SUPPLIED PASSAGE:
+ + + + + + +

Confirming U.S. intelligence reports that North Korea possesses nuclear weapons capabilities, the former director of the CIA under the Clinton administration, Jim Woolsey, said from the audience that in 1994 the CIA was confident North Korea had enough plutonium to make one or two bombs. Estimating that its current capabilities hover somewhere around six bombs, Woolsey explained North Korea doesn't have good delivery technology. The greater concern, he said, is that it would produce enough plutonium to sell to al-Qaida.
The amount of plutonium it takes to build a bomb is the "size of a grapefruit" -- making it difficult to monitor and stop weapons material shipments, Sagan said.
Believing North Korea is posturing for economic aid and bilateral security guarantees, the United States has sidestepped direct talks and instead joined South Korea, China, Japan and Russia in a round of six-party talks with North Korea last August. Bush's announcement is seen as an effort to jump-start the next round of regional talks that were expected by the end of the year.
The crisis has taken its toll on the longstanding alliance between the United States and South Korea. Panelist Mi-Hyung Kim, a founding member of South Korea's Millennium Democratic Party and general counsel and executive vice president of the Kumho Business Group, the ninth largest Korean conglomerate, said the relationship between the United States and South Korea is the "rockiest" it has ever been because of "Bush's hard-line policy on North Korea" and the fact that wartime control of the South Korean military reverts to U.S. hands. Bilateral talks would further alienate South Korea, which fears that Seoul will become a "sea of fire," she said.
"South Korea thinks Bush is a bigger threat than nuclear weapons 35 miles to the north," Kim explained, pointing out that South Korea will bear the brunt of a military conflict. "South Korea wants to avoid war and economic burdens it can't afford," she said.
Part of the problem has been the failure of the United States to explain its policy to the South Korean people. "The United States is bad at selling its policies to publics abroad," Weiner noted. We're used to dealing bilaterally with government officials; public diplomacy is a skill we've had to learn over the past 15 years."
"A PR campaign by the United States is not going to solve this," Kim countered.
"If North Korea collapses, how will South Korea survive?" asked law Professor Bernard Black, a panelist who served as an economic policy adviser to the South Korean government. "South Korea would have to devote 30 percent of its GDP to bring North Korea up to its standard of living and that's not sustainable.
"South Korea has lived under North Korean guns for the last 50 years. North Korea can destroy Seoul at any time. South Koreans are saying, 'What's changed?' The last thing South Korea wants is to provoke North Korea to attack."
China, North Korea's closest ally, may have the most leverage through trade sanctions and has a vested interest in halting regional proliferation, Kim said. "China does not need another nuclear neighbor. ... It has enough problems with India and Pakistan." North Korea's proliferation could lead to a nuclear Japan, South Korea and "its worst fear, a nuclear Taiwan."
Predicting that nothing would come of the next round of talks until after the next U.S. presidential election, Kim said ironically, "North Korea is expecting a regime change in the United States to an administration that is more reasonable."
"North Korea is not a crazy rogue state but a dangerously desperate state," said Sagan. "When you play poker with someone who's cheated in the past, you can expect them to cheat again."

+ + + + + + +

DATA:
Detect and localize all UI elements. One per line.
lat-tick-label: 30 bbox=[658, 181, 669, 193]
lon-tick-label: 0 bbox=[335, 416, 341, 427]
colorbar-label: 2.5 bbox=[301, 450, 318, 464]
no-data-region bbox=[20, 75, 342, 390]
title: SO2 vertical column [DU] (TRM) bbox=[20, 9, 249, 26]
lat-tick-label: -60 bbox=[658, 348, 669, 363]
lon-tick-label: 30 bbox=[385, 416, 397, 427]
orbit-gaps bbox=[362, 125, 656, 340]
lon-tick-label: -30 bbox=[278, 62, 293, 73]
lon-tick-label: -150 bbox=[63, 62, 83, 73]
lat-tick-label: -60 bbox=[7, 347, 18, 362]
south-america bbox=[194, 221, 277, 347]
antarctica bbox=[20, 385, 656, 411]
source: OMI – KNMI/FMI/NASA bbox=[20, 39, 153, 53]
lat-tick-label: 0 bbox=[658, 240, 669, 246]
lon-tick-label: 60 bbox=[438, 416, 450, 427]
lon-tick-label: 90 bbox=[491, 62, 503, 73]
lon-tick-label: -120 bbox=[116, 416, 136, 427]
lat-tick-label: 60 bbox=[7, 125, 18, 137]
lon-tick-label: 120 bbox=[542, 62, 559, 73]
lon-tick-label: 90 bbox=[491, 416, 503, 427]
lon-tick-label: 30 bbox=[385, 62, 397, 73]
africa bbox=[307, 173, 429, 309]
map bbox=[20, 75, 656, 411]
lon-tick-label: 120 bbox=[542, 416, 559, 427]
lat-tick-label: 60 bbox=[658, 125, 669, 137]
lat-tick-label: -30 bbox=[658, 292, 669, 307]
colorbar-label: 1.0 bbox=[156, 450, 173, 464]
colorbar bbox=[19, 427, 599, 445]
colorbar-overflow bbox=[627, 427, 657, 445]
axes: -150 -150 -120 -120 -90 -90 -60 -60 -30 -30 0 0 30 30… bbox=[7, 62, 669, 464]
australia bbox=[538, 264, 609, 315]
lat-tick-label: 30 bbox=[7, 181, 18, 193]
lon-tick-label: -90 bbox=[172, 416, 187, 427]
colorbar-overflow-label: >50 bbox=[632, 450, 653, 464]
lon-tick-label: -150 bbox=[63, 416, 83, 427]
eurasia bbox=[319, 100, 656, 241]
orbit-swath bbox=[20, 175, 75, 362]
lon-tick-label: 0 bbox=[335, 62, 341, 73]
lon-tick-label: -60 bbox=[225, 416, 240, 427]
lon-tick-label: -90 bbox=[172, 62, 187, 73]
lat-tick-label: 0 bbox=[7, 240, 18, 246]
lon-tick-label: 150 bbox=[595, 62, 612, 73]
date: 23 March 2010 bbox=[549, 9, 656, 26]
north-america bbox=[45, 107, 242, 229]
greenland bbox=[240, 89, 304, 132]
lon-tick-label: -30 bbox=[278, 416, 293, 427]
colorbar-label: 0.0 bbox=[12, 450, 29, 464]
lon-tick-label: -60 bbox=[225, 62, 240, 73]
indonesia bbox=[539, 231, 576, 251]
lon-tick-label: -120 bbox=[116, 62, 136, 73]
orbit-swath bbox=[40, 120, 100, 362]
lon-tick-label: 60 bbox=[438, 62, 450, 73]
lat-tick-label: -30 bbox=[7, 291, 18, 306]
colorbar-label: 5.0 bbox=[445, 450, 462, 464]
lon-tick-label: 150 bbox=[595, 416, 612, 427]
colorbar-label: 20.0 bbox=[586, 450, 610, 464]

+ + + + + + +

WORK TASK 1: Translate this sentence from the passage on North Korea into Spanish: "The crisis has taken its toll on the longstanding alliance between the United States and South Korea."
WORK TASK 2: From the passage on North Korea, write out the stretch from "Part of the" through "that's not sustainable.".
The data has no connection to the passage on North Korea.

RESPONSE AREA 1: La crisis ha hecho mella en la antigua alianza entre Estados Unidos y Corea del Sur.

RESPONSE AREA 2:
Part of the problem has been the failure of the United States to explain its policy to the South Korean people. "The United States is bad at selling its policies to publics abroad," Weiner noted. We're used to dealing bilaterally with government officials; public diplomacy is a skill we've had to learn over the past 15 years."
"A PR campaign by the United States is not going to solve this," Kim countered.
"If North Korea collapses, how will South Korea survive?" asked law Professor Bernard Black, a panelist who served as an economic policy adviser to the South Korean government. "South Korea would have to devote 30 percent of its GDP to bring North Korea up to its standard of living and that's not sustainable.